Copy each line below exactly and leave the pictures out.
<<<<
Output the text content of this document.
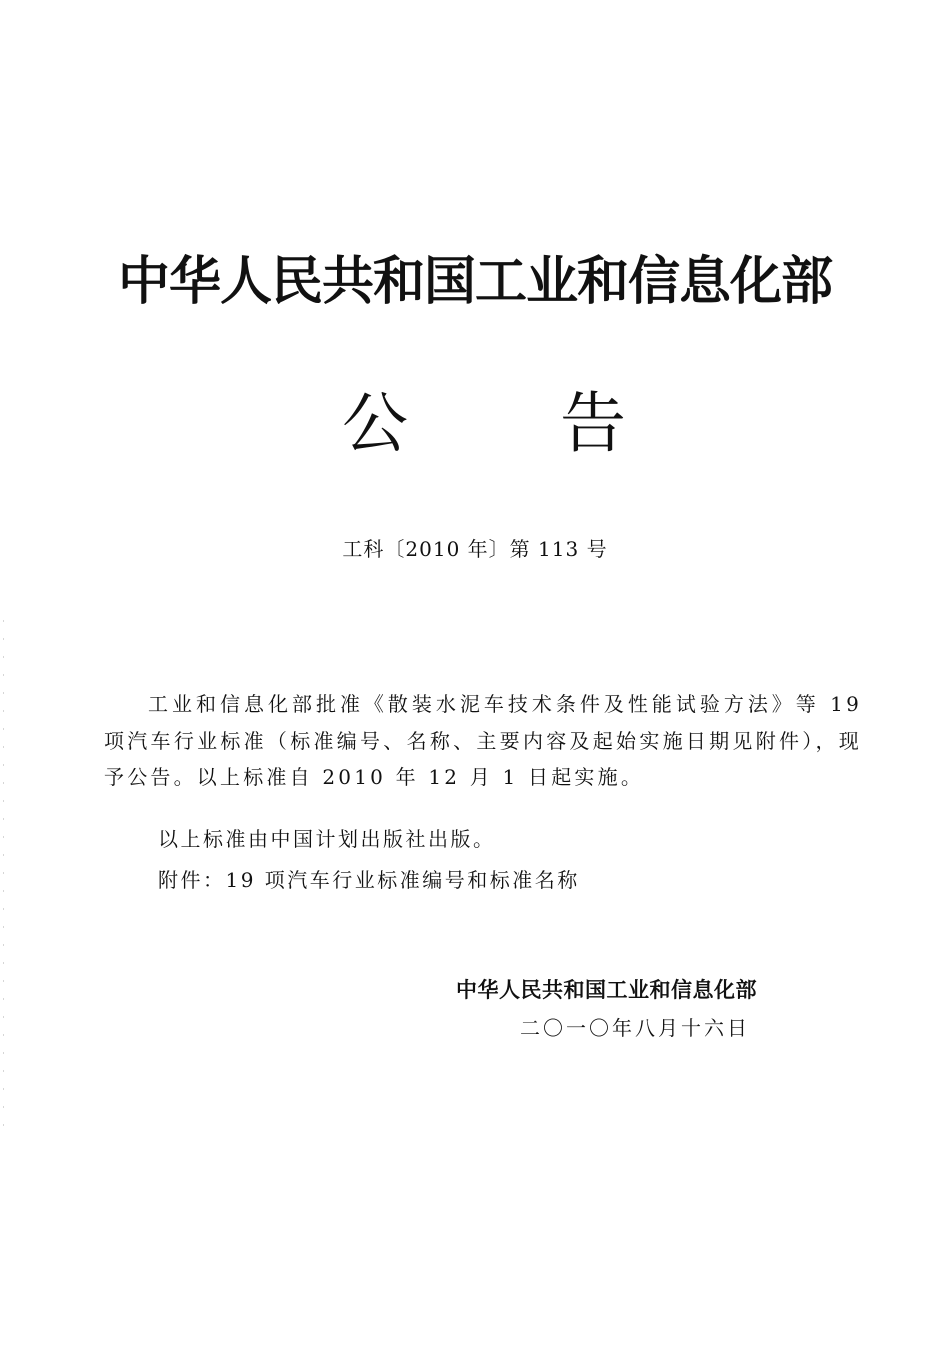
中华人民共和国工业和信息化部
公 告
工科〔2010 年〕第 113 号
工业和信息化部批准《散装水泥车技术条件及性能试验方法》等 19 项汽车行业标准（标准编号、名称、主要内容及起始实施日期见附件），现予公告。以上标准自 2010 年 12 月 1 日起实施。
以上标准由中国计划出版社出版。
附件：19 项汽车行业标准编号和标准名称
中华人民共和国工业和信息化部
二〇一〇年八月十六日
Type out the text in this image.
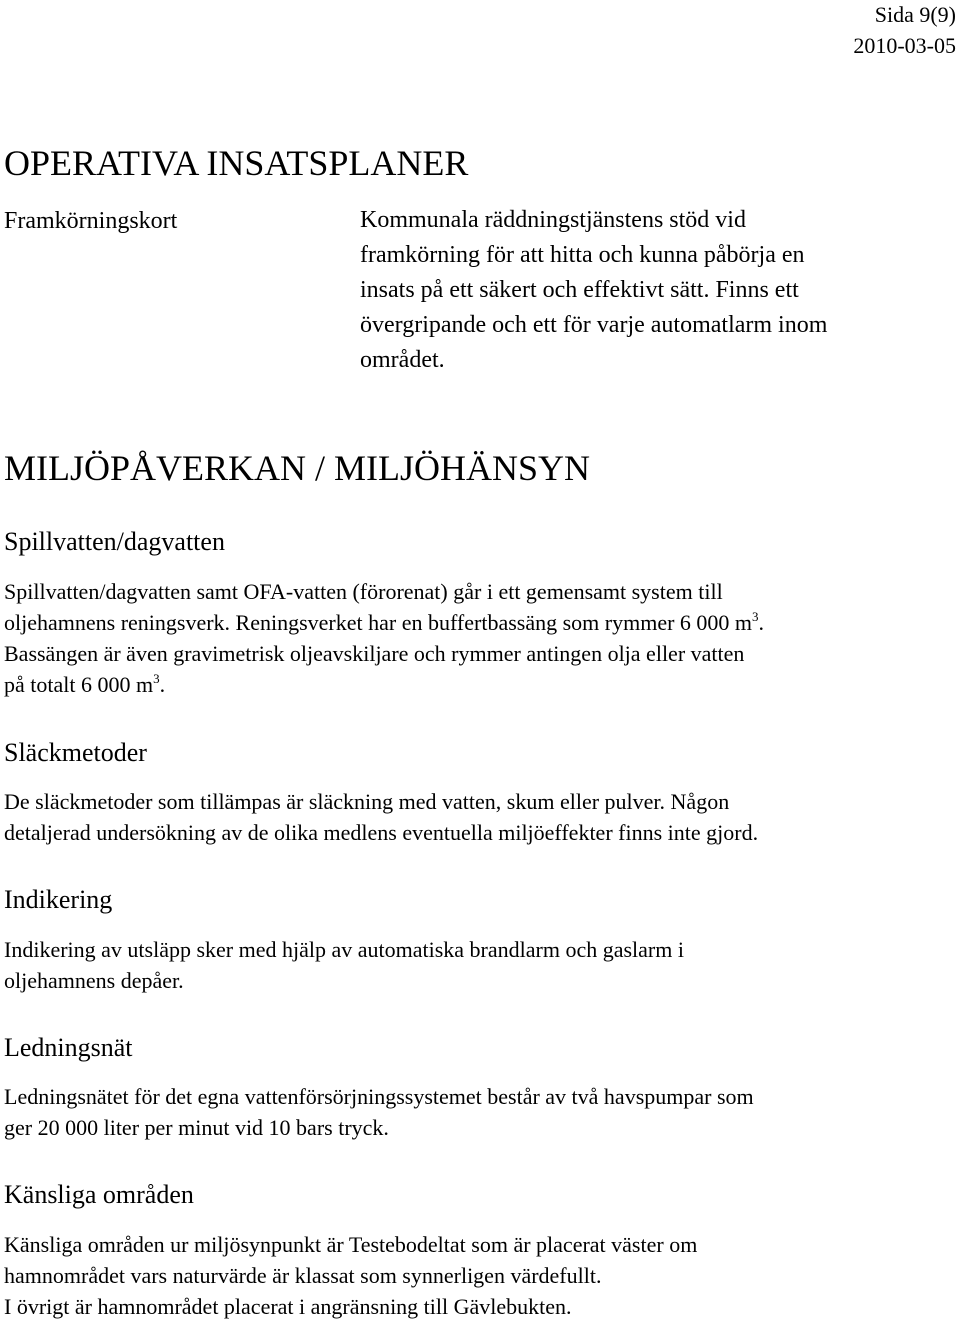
Sida 9(9)
2010-03-05
OPERATIVA INSATSPLANER
Framkörningskort	Kommunala räddningstjänstens stöd vid
framkörning för att hitta och kunna påbörja en
insats på ett säkert och effektivt sätt. Finns ett
övergripande och ett för varje automatlarm inom
området.
MILJÖPÅVERKAN / MILJÖHÄNSYN
Spillvatten/dagvatten
Spillvatten/dagvatten samt OFA-vatten (förorenat) går i ett gemensamt system till
oljehamnens reningsverk. Reningsverket har en buffertbassäng som rymmer 6 000 $m^3$.
Bassängen är även gravimetrisk oljeavskiljare och rymmer antingen olja eller vatten
på totalt 6 000 $m^3$.
Släckmetoder
De släckmetoder som tillämpas är släckning med vatten, skum eller pulver. Någon
detaljerad undersökning av de olika medlens eventuella miljöeffekter finns inte gjord.
Indikering
Indikering av utsläpp sker med hjälp av automatiska brandlarm och gaslarm i
oljehamnens depåer.
Ledningsnät
Ledningsnätet för det egna vattenförsörjningssystemet består av två havspumpar som
ger 20 000 liter per minut vid 10 bars tryck.
Känsliga områden
Känsliga områden ur miljösynpunkt är Testebodeltat som är placerat väster om
hamnområdet vars naturvärde är klassat som synnerligen värdefullt.
I övrigt är hamnområdet placerat i angränsning till Gävlebukten.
>>>>
**ANSWER TO THE TASK:**
Output the text content of this document.
中华人民共和国工业和信息化部
公 告
工科〔2010 年〕第 113 号
工业和信息化部批准《散装水泥车技术条件及性能试验方法》等 19 项汽车行业标准（标准编号、名称、主要内容及起始实施日期见附件），现予公告。以上标准自 2010 年 12 月 1 日起实施。
以上标准由中国计划出版社出版。
附件：19 项汽车行业标准编号和标准名称
中华人民共和国工业和信息化部
二〇一〇年八月十六日
Type out the text in this image.
Sida 9(9)
2010-03-05
OPERATIVA INSATSPLANER
Framkörningskort	Kommunala räddningstjänstens stöd vid
framkörning för att hitta och kunna påbörja en
insats på ett säkert och effektivt sätt. Finns ett
övergripande och ett för varje automatlarm inom
området.
MILJÖPÅVERKAN / MILJÖHÄNSYN
Spillvatten/dagvatten
Spillvatten/dagvatten samt OFA-vatten (förorenat) går i ett gemensamt system till
oljehamnens reningsverk. Reningsverket har en buffertbassäng som rymmer 6 000 $m^3$.
Bassängen är även gravimetrisk oljeavskiljare och rymmer antingen olja eller vatten
på totalt 6 000 $m^3$.
Släckmetoder
De släckmetoder som tillämpas är släckning med vatten, skum eller pulver. Någon
detaljerad undersökning av de olika medlens eventuella miljöeffekter finns inte gjord.
Indikering
Indikering av utsläpp sker med hjälp av automatiska brandlarm och gaslarm i
oljehamnens depåer.
Ledningsnät
Ledningsnätet för det egna vattenförsörjningssystemet består av två havspumpar som
ger 20 000 liter per minut vid 10 bars tryck.
Känsliga områden
Känsliga områden ur miljösynpunkt är Testebodeltat som är placerat väster om
hamnområdet vars naturvärde är klassat som synnerligen värdefullt.
I övrigt är hamnområdet placerat i angränsning till Gävlebukten.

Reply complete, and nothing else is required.